##### Material provided #####
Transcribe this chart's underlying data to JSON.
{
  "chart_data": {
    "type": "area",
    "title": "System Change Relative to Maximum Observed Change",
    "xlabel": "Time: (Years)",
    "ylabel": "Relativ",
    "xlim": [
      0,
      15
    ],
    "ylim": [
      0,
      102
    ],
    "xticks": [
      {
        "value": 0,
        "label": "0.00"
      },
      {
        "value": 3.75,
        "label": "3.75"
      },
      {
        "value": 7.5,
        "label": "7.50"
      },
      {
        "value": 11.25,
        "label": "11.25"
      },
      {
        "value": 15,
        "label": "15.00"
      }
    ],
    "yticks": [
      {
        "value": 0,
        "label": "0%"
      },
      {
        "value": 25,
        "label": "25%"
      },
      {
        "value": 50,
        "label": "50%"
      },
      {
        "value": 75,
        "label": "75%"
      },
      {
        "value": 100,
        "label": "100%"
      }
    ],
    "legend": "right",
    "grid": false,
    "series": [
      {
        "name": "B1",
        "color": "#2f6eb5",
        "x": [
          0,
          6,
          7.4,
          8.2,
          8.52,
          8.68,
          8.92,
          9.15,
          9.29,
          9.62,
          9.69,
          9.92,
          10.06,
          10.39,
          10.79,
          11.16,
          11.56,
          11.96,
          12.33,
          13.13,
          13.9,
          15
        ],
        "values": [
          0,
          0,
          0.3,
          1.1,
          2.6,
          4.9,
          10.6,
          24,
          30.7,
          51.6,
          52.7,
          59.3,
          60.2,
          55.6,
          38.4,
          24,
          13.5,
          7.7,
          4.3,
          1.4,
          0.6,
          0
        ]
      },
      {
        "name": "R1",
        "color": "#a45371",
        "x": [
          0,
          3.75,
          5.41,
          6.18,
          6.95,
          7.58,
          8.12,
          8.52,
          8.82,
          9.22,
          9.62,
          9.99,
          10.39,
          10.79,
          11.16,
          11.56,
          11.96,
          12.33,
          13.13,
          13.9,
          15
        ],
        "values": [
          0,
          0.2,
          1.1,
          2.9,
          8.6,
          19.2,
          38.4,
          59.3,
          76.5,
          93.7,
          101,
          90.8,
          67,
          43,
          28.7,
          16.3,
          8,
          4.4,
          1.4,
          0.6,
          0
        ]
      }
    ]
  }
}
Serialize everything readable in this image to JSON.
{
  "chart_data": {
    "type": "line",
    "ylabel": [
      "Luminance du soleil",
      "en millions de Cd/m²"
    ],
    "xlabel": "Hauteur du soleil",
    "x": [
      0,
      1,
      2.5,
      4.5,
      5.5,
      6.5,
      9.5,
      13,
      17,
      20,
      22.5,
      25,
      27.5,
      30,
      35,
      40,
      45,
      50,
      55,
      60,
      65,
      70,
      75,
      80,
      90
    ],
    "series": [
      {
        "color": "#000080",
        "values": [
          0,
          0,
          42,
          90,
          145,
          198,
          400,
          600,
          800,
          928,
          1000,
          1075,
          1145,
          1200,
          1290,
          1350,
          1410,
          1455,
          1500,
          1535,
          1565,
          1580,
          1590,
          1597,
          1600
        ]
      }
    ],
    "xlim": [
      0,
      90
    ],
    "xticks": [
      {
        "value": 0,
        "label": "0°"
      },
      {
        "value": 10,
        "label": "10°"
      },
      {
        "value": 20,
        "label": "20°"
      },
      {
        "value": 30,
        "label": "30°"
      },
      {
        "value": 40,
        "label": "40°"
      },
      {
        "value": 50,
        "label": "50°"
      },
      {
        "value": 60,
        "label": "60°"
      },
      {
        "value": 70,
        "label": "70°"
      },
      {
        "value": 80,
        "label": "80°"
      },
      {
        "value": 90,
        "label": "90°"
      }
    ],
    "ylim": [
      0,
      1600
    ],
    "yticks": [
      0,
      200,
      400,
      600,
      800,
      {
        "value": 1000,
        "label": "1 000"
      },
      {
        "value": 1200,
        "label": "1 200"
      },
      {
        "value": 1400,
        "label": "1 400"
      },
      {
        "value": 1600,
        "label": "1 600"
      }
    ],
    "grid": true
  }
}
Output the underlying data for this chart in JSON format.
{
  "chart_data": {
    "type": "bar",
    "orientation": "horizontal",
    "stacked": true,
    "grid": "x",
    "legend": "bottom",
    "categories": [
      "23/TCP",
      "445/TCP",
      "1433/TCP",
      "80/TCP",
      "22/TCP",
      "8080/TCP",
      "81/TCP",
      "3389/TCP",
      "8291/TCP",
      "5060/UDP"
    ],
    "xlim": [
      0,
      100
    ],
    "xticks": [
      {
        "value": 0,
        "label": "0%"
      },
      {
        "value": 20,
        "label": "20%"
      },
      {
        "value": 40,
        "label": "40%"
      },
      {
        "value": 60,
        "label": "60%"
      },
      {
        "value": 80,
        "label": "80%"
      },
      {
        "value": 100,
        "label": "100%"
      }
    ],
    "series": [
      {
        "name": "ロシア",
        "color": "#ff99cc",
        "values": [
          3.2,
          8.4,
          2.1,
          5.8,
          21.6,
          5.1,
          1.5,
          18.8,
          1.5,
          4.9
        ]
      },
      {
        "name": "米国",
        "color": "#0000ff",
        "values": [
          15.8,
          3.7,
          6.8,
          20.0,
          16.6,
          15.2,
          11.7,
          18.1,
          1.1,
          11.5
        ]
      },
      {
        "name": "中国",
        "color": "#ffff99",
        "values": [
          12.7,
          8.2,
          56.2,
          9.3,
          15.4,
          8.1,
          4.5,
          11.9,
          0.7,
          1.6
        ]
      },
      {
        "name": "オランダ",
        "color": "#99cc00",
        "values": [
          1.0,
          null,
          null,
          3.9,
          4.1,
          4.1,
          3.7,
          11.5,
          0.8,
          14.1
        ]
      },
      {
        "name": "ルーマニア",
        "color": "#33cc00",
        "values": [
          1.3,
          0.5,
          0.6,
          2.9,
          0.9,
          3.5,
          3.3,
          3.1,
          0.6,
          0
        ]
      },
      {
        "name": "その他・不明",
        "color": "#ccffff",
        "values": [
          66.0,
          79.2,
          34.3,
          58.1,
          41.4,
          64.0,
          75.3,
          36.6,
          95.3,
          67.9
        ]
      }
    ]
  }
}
#####
▶ What the exercise asks
Return each entry from above without altering a single character.

▶ Full response
Transcribe this chart's underlying data to JSON.
{
  "chart_data": {
    "type": "area",
    "title": "System Change Relative to Maximum Observed Change",
    "xlabel": "Time: (Years)",
    "ylabel": "Relativ",
    "xlim": [
      0,
      15
    ],
    "ylim": [
      0,
      102
    ],
    "xticks": [
      {
        "value": 0,
        "label": "0.00"
      },
      {
        "value": 3.75,
        "label": "3.75"
      },
      {
        "value": 7.5,
        "label": "7.50"
      },
      {
        "value": 11.25,
        "label": "11.25"
      },
      {
        "value": 15,
        "label": "15.00"
      }
    ],
    "yticks": [
      {
        "value": 0,
        "label": "0%"
      },
      {
        "value": 25,
        "label": "25%"
      },
      {
        "value": 50,
        "label": "50%"
      },
      {
        "value": 75,
        "label": "75%"
      },
      {
        "value": 100,
        "label": "100%"
      }
    ],
    "legend": "right",
    "grid": false,
    "series": [
      {
        "name": "B1",
        "color": "#2f6eb5",
        "x": [
          0,
          6,
          7.4,
          8.2,
          8.52,
          8.68,
          8.92,
          9.15,
          9.29,
          9.62,
          9.69,
          9.92,
          10.06,
          10.39,
          10.79,
          11.16,
          11.56,
          11.96,
          12.33,
          13.13,
          13.9,
          15
        ],
        "values": [
          0,
          0,
          0.3,
          1.1,
          2.6,
          4.9,
          10.6,
          24,
          30.7,
          51.6,
          52.7,
          59.3,
          60.2,
          55.6,
          38.4,
          24,
          13.5,
          7.7,
          4.3,
          1.4,
          0.6,
          0
        ]
      },
      {
        "name": "R1",
        "color": "#a45371",
        "x": [
          0,
          3.75,
          5.41,
          6.18,
          6.95,
          7.58,
          8.12,
          8.52,
          8.82,
          9.22,
          9.62,
          9.99,
          10.39,
          10.79,
          11.16,
          11.56,
          11.96,
          12.33,
          13.13,
          13.9,
          15
        ],
        "values": [
          0,
          0.2,
          1.1,
          2.9,
          8.6,
          19.2,
          38.4,
          59.3,
          76.5,
          93.7,
          101,
          90.8,
          67,
          43,
          28.7,
          16.3,
          8,
          4.4,
          1.4,
          0.6,
          0
        ]
      }
    ]
  }
}
Serialize everything readable in this image to JSON.
{
  "chart_data": {
    "type": "line",
    "ylabel": [
      "Luminance du soleil",
      "en millions de Cd/m²"
    ],
    "xlabel": "Hauteur du soleil",
    "x": [
      0,
      1,
      2.5,
      4.5,
      5.5,
      6.5,
      9.5,
      13,
      17,
      20,
      22.5,
      25,
      27.5,
      30,
      35,
      40,
      45,
      50,
      55,
      60,
      65,
      70,
      75,
      80,
      90
    ],
    "series": [
      {
        "color": "#000080",
        "values": [
          0,
          0,
          42,
          90,
          145,
          198,
          400,
          600,
          800,
          928,
          1000,
          1075,
          1145,
          1200,
          1290,
          1350,
          1410,
          1455,
          1500,
          1535,
          1565,
          1580,
          1590,
          1597,
          1600
        ]
      }
    ],
    "xlim": [
      0,
      90
    ],
    "xticks": [
      {
        "value": 0,
        "label": "0°"
      },
      {
        "value": 10,
        "label": "10°"
      },
      {
        "value": 20,
        "label": "20°"
      },
      {
        "value": 30,
        "label": "30°"
      },
      {
        "value": 40,
        "label": "40°"
      },
      {
        "value": 50,
        "label": "50°"
      },
      {
        "value": 60,
        "label": "60°"
      },
      {
        "value": 70,
        "label": "70°"
      },
      {
        "value": 80,
        "label": "80°"
      },
      {
        "value": 90,
        "label": "90°"
      }
    ],
    "ylim": [
      0,
      1600
    ],
    "yticks": [
      0,
      200,
      400,
      600,
      800,
      {
        "value": 1000,
        "label": "1 000"
      },
      {
        "value": 1200,
        "label": "1 200"
      },
      {
        "value": 1400,
        "label": "1 400"
      },
      {
        "value": 1600,
        "label": "1 600"
      }
    ],
    "grid": true
  }
}
Output the underlying data for this chart in JSON format.
{
  "chart_data": {
    "type": "bar",
    "orientation": "horizontal",
    "stacked": true,
    "grid": "x",
    "legend": "bottom",
    "categories": [
      "23/TCP",
      "445/TCP",
      "1433/TCP",
      "80/TCP",
      "22/TCP",
      "8080/TCP",
      "81/TCP",
      "3389/TCP",
      "8291/TCP",
      "5060/UDP"
    ],
    "xlim": [
      0,
      100
    ],
    "xticks": [
      {
        "value": 0,
        "label": "0%"
      },
      {
        "value": 20,
        "label": "20%"
      },
      {
        "value": 40,
        "label": "40%"
      },
      {
        "value": 60,
        "label": "60%"
      },
      {
        "value": 80,
        "label": "80%"
      },
      {
        "value": 100,
        "label": "100%"
      }
    ],
    "series": [
      {
        "name": "ロシア",
        "color": "#ff99cc",
        "values": [
          3.2,
          8.4,
          2.1,
          5.8,
          21.6,
          5.1,
          1.5,
          18.8,
          1.5,
          4.9
        ]
      },
      {
        "name": "米国",
        "color": "#0000ff",
        "values": [
          15.8,
          3.7,
          6.8,
          20.0,
          16.6,
          15.2,
          11.7,
          18.1,
          1.1,
          11.5
        ]
      },
      {
        "name": "中国",
        "color": "#ffff99",
        "values": [
          12.7,
          8.2,
          56.2,
          9.3,
          15.4,
          8.1,
          4.5,
          11.9,
          0.7,
          1.6
        ]
      },
      {
        "name": "オランダ",
        "color": "#99cc00",
        "values": [
          1.0,
          null,
          null,
          3.9,
          4.1,
          4.1,
          3.7,
          11.5,
          0.8,
          14.1
        ]
      },
      {
        "name": "ルーマニア",
        "color": "#33cc00",
        "values": [
          1.3,
          0.5,
          0.6,
          2.9,
          0.9,
          3.5,
          3.3,
          3.1,
          0.6,
          0
        ]
      },
      {
        "name": "その他・不明",
        "color": "#ccffff",
        "values": [
          66.0,
          79.2,
          34.3,
          58.1,
          41.4,
          64.0,
          75.3,
          36.6,
          95.3,
          67.9
        ]
      }
    ]
  }
}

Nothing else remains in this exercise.